**YOUR OBJECTIVE:**
Wherever the string "this" appears, copy the whole line.

··· RAW DATA ···

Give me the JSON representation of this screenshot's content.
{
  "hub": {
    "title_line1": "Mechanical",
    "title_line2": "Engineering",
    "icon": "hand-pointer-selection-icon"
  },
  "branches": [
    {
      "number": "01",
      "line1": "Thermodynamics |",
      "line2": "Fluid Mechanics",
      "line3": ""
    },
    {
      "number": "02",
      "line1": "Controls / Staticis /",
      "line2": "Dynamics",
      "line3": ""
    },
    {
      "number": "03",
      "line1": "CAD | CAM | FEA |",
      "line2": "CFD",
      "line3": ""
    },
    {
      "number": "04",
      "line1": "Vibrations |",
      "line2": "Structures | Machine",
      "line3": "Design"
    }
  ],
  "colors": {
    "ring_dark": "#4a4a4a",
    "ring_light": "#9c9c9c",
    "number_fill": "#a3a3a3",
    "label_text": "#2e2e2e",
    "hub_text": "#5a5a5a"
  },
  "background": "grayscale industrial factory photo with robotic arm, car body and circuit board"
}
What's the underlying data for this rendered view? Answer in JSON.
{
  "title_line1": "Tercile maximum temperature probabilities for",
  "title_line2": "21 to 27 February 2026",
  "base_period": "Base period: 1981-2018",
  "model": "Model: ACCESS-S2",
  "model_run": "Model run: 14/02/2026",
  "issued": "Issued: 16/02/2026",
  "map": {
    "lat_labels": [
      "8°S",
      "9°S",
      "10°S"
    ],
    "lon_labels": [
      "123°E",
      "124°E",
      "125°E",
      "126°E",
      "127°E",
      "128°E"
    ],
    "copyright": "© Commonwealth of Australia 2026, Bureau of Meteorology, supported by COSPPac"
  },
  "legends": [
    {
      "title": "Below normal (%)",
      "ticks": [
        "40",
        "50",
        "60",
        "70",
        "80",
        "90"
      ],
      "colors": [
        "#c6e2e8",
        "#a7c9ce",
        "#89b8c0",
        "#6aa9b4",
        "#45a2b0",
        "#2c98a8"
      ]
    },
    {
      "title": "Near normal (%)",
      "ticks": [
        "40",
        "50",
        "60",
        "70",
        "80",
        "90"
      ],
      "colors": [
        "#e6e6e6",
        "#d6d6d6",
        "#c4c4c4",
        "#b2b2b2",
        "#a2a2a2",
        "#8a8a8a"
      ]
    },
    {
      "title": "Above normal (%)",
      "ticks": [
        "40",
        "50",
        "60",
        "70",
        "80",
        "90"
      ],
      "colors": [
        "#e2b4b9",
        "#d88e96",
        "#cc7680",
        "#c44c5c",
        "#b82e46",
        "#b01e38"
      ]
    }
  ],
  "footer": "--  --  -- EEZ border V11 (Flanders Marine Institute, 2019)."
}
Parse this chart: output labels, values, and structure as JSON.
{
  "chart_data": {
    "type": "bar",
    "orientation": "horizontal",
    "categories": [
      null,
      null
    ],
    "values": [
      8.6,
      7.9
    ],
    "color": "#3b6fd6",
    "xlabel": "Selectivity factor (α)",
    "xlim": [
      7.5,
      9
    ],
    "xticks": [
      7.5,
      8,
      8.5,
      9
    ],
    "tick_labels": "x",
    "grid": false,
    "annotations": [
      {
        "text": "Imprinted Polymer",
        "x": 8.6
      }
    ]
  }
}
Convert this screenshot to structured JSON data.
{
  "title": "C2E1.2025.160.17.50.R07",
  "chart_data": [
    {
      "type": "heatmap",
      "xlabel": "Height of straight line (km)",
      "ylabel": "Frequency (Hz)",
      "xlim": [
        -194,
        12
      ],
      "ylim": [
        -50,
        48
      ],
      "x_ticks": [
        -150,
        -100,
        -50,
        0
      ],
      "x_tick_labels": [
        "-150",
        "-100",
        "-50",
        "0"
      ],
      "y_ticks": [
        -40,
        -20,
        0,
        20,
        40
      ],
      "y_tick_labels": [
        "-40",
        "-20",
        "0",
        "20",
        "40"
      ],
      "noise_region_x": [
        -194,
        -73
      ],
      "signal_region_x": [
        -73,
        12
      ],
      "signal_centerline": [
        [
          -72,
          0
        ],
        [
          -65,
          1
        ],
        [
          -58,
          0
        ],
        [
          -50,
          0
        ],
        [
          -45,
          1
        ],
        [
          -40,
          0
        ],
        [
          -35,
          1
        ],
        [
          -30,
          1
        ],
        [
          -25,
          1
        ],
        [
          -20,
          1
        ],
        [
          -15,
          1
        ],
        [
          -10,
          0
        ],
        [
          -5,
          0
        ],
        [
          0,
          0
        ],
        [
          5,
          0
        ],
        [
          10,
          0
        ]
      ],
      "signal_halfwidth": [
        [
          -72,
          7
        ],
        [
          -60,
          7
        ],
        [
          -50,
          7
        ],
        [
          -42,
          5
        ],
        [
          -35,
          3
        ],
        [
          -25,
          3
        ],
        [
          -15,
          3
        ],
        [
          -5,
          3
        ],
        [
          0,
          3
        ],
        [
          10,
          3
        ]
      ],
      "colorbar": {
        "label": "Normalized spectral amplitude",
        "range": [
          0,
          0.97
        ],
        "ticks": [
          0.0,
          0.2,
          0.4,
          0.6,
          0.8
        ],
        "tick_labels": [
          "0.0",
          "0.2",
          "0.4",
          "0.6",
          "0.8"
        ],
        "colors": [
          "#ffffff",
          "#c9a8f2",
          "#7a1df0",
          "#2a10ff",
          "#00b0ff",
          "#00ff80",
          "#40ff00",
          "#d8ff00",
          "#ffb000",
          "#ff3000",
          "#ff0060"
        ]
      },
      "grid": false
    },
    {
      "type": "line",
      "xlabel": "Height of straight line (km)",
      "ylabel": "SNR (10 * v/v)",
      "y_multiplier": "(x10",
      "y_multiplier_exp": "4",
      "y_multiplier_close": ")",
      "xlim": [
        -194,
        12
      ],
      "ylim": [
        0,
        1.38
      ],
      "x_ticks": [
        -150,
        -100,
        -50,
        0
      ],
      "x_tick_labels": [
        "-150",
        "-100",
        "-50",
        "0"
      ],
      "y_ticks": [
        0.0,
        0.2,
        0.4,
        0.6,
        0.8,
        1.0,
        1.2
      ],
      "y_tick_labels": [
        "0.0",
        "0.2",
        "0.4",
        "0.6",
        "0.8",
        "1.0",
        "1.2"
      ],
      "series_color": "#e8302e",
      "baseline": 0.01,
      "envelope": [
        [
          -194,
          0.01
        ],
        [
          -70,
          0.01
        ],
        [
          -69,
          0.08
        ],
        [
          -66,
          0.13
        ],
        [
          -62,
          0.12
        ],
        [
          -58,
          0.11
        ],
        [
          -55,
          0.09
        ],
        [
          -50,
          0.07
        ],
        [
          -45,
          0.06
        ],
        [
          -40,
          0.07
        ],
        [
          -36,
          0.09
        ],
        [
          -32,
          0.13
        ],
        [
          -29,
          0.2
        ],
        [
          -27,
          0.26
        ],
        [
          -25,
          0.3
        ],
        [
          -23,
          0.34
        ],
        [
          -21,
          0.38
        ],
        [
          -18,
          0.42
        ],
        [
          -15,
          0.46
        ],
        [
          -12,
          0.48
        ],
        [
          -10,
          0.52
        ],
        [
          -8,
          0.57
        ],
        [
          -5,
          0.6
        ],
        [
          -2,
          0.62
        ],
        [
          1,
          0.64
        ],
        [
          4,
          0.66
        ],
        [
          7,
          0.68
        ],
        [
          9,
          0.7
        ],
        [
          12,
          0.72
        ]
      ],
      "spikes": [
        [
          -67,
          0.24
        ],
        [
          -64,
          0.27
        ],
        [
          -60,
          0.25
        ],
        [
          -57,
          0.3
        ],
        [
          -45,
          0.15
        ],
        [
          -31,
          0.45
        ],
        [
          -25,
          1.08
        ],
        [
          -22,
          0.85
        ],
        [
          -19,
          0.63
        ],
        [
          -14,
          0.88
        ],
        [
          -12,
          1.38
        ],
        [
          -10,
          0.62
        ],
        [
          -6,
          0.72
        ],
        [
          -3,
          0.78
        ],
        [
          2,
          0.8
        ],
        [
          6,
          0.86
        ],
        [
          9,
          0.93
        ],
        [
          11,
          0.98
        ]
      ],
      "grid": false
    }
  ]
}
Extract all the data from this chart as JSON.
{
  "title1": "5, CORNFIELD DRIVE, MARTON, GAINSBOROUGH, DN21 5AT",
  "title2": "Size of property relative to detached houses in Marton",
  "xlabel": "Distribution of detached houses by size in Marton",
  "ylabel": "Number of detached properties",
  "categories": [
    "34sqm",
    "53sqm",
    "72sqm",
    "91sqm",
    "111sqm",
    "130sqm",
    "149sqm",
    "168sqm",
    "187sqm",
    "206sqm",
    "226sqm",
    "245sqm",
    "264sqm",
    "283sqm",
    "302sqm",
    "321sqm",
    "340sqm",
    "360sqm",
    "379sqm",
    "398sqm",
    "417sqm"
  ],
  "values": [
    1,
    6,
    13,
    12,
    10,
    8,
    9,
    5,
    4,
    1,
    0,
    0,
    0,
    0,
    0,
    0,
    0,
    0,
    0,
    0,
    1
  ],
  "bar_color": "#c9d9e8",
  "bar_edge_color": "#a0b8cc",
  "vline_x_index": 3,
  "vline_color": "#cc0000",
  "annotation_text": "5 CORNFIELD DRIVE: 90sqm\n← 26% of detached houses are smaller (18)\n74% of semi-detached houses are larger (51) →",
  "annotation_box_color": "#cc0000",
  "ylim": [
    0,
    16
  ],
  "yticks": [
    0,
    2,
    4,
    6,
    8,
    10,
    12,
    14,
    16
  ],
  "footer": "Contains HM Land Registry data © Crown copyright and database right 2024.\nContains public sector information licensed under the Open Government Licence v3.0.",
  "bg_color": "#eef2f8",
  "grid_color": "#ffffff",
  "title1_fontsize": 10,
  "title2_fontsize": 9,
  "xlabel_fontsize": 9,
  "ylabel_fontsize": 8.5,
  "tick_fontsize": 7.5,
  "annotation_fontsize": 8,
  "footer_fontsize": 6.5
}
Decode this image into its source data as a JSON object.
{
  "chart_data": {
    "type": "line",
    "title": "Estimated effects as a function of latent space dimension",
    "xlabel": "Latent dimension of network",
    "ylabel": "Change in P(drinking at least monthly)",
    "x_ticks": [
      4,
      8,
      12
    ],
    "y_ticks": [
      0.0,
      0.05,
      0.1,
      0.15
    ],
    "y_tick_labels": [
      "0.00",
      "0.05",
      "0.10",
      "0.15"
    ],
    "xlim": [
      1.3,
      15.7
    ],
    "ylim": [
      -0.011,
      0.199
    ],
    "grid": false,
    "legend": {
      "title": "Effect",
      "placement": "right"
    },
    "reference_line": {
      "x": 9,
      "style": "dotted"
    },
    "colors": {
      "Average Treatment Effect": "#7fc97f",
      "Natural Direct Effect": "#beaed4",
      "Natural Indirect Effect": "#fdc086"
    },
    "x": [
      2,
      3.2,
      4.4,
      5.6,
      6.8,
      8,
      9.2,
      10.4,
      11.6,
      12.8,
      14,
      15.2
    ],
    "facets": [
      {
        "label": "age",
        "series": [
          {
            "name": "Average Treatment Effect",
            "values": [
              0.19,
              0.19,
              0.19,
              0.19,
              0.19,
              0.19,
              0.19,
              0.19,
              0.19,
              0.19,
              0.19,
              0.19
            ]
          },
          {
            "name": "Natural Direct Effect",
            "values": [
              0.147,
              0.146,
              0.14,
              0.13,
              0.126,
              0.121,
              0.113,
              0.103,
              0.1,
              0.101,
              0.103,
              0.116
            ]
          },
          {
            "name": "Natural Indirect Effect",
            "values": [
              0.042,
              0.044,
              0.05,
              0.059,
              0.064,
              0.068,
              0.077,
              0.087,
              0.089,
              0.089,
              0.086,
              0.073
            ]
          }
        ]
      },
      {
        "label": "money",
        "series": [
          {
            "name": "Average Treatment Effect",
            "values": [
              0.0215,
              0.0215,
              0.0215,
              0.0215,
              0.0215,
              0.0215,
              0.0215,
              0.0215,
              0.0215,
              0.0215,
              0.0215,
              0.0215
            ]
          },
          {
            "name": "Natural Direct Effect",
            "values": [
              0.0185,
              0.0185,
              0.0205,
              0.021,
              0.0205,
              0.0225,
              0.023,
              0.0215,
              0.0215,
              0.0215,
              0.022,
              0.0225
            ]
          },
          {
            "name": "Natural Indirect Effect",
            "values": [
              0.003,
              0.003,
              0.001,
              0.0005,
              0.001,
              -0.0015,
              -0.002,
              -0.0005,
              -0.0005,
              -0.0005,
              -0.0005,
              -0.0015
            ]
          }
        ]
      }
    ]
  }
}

···

**THE OUTPUT:**
Give me the JSON representation of this screenshot's content.
What's the underlying data for this rendered view? Answer in JSON.
Parse this chart: output labels, values, and structure as JSON.
Convert this screenshot to structured JSON data.
Extract all the data from this chart as JSON.
Decode this image into its source data as a JSON object.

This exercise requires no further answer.